# START OF Input for this task

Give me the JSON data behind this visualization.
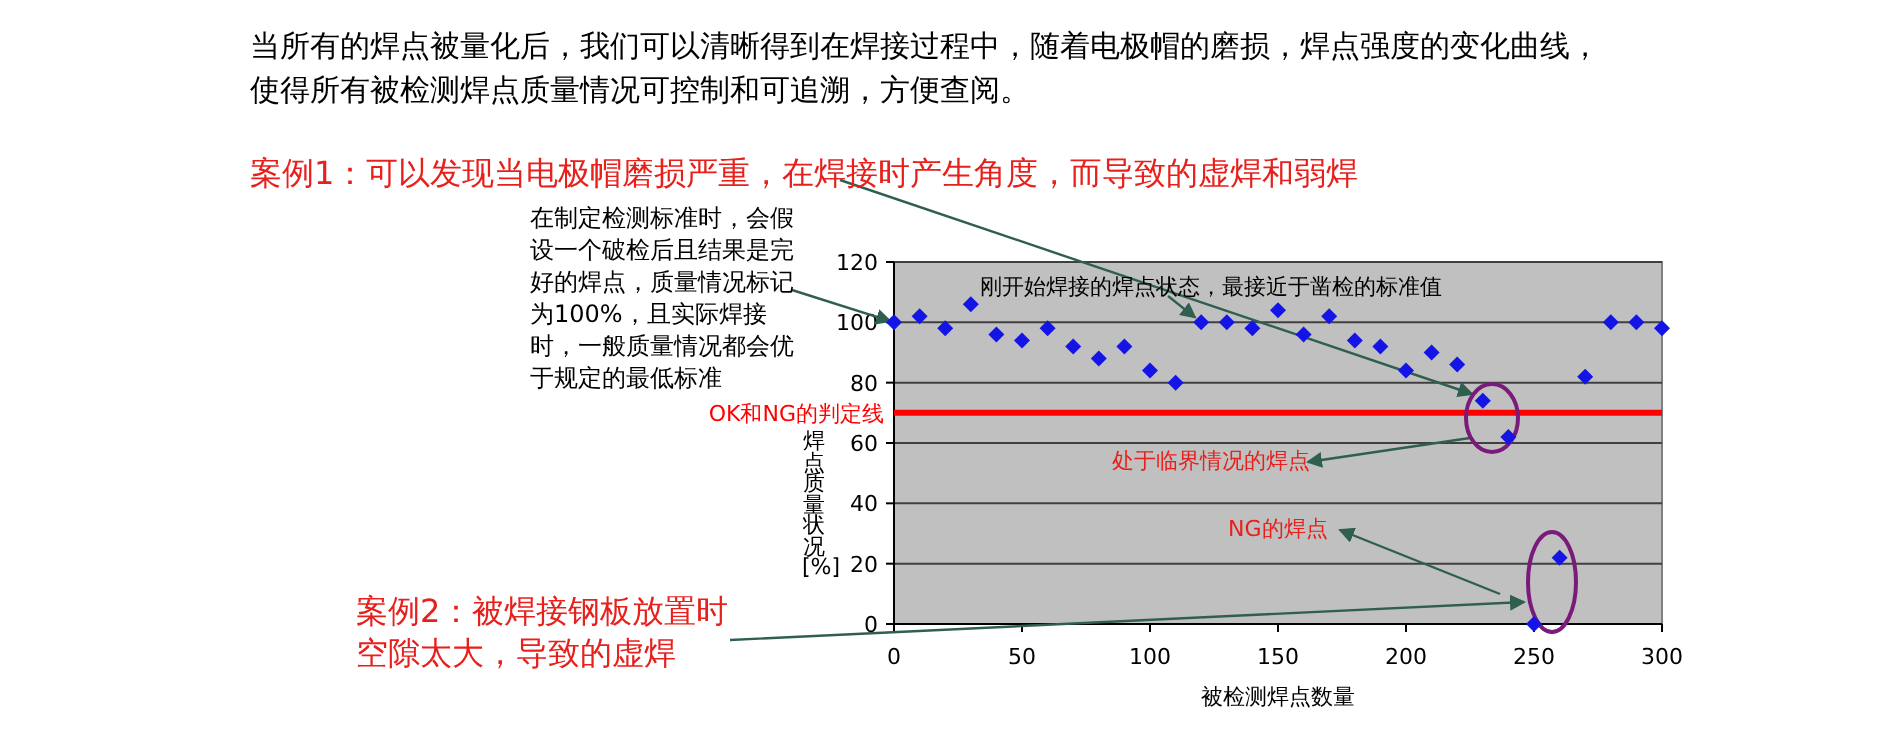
{
  "chart_data": {
    "type": "scatter",
    "xlabel": "被检测焊点数量",
    "ylabel": "焊点质量状况[%]",
    "x": [
      0,
      10,
      20,
      30,
      40,
      50,
      60,
      70,
      80,
      90,
      100,
      110,
      120,
      130,
      140,
      150,
      160,
      170,
      180,
      190,
      200,
      210,
      220,
      230,
      240,
      250,
      260,
      270,
      280,
      290,
      300
    ],
    "series": [
      {
        "color": "#1414e6",
        "values": [
          100,
          102,
          98,
          106,
          96,
          94,
          98,
          92,
          88,
          92,
          84,
          80,
          100,
          100,
          98,
          104,
          96,
          102,
          94,
          92,
          84,
          90,
          86,
          74,
          62,
          0,
          22,
          82,
          100,
          100,
          98
        ]
      }
    ],
    "xlim": [
      0,
      300
    ],
    "xticks": [
      0,
      50,
      100,
      150,
      200,
      250,
      300
    ],
    "ylim": [
      0,
      120
    ],
    "yticks": [
      0,
      20,
      40,
      60,
      80,
      100,
      120
    ],
    "grid": "y",
    "marker": "diamond",
    "ref_lines": [
      {
        "axis": "y",
        "value": 70,
        "label": "OK和NG的判定线",
        "color": "#ff0000"
      }
    ],
    "annotations": [
      "当所有的焊点被量化后，我们可以清晰得到在焊接过程中，随着电极帽的磨损，焊点强度的变化曲线，使得所有被检测焊点质量情况可控制和可追溯，方便查阅。",
      "案例1：可以发现当电极帽磨损严重，在焊接时产生角度，而导致的虚焊和弱焊",
      {
        "text": "在制定检测标准时，会假设一个破检后且结果是完好的焊点，质量情况标记为100%，且实际焊接时，一般质量情况都会优于规定的最低标准",
        "x": 0,
        "y": 100
      },
      {
        "text": "刚开始焊接的焊点状态，最接近于凿检的标准值",
        "x": 120,
        "y": 100
      },
      "处于临界情况的焊点",
      "NG的焊点",
      "案例2：被焊接钢板放置时空隙太大，导致的虚焊"
    ]
  }
}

# END OF Input for this task

Without the pictures, write out all of the material exactly.

## The solution
Give me the JSON data behind this visualization.
{
  "chart_data": {
    "type": "scatter",
    "xlabel": "被检测焊点数量",
    "ylabel": "焊点质量状况[%]",
    "x": [
      0,
      10,
      20,
      30,
      40,
      50,
      60,
      70,
      80,
      90,
      100,
      110,
      120,
      130,
      140,
      150,
      160,
      170,
      180,
      190,
      200,
      210,
      220,
      230,
      240,
      250,
      260,
      270,
      280,
      290,
      300
    ],
    "series": [
      {
        "color": "#1414e6",
        "values": [
          100,
          102,
          98,
          106,
          96,
          94,
          98,
          92,
          88,
          92,
          84,
          80,
          100,
          100,
          98,
          104,
          96,
          102,
          94,
          92,
          84,
          90,
          86,
          74,
          62,
          0,
          22,
          82,
          100,
          100,
          98
        ]
      }
    ],
    "xlim": [
      0,
      300
    ],
    "xticks": [
      0,
      50,
      100,
      150,
      200,
      250,
      300
    ],
    "ylim": [
      0,
      120
    ],
    "yticks": [
      0,
      20,
      40,
      60,
      80,
      100,
      120
    ],
    "grid": "y",
    "marker": "diamond",
    "ref_lines": [
      {
        "axis": "y",
        "value": 70,
        "label": "OK和NG的判定线",
        "color": "#ff0000"
      }
    ],
    "annotations": [
      "当所有的焊点被量化后，我们可以清晰得到在焊接过程中，随着电极帽的磨损，焊点强度的变化曲线，使得所有被检测焊点质量情况可控制和可追溯，方便查阅。",
      "案例1：可以发现当电极帽磨损严重，在焊接时产生角度，而导致的虚焊和弱焊",
      {
        "text": "在制定检测标准时，会假设一个破检后且结果是完好的焊点，质量情况标记为100%，且实际焊接时，一般质量情况都会优于规定的最低标准",
        "x": 0,
        "y": 100
      },
      {
        "text": "刚开始焊接的焊点状态，最接近于凿检的标准值",
        "x": 120,
        "y": 100
      },
      "处于临界情况的焊点",
      "NG的焊点",
      "案例2：被焊接钢板放置时空隙太大，导致的虚焊"
    ]
  }
}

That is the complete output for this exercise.